[begin Records shown]
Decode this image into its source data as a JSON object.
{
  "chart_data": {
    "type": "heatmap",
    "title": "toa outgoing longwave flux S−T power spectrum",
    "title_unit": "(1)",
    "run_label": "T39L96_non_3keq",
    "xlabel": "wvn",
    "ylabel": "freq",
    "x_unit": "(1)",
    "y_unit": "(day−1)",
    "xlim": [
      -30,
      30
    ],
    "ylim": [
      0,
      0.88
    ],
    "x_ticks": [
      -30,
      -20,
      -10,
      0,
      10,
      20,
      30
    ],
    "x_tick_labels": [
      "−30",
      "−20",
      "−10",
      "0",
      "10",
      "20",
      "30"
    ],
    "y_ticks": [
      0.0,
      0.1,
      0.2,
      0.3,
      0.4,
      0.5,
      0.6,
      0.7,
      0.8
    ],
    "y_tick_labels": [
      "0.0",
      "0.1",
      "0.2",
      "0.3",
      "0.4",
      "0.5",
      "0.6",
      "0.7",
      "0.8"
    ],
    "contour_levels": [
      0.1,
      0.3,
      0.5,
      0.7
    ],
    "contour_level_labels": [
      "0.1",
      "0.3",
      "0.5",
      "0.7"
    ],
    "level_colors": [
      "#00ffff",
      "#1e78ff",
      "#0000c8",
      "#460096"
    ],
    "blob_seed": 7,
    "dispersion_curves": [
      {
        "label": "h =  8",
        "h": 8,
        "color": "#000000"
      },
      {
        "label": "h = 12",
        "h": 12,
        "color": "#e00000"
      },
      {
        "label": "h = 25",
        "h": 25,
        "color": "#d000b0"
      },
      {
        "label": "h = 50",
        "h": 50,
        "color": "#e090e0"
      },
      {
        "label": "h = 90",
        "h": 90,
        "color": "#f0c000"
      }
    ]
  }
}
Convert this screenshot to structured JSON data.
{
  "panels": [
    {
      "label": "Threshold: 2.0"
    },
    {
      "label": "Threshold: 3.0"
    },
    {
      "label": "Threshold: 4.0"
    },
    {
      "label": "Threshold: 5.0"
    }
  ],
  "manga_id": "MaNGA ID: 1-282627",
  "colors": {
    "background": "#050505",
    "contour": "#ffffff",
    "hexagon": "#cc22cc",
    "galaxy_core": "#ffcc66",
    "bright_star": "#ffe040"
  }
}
[end Records shown]
Problem: Pull out all lines from the entries above that include the word "Threshold".

Exercise response:
      "label": "Threshold: 2.0"
      "label": "Threshold: 3.0"
      "label": "Threshold: 4.0"
      "label": "Threshold: 5.0"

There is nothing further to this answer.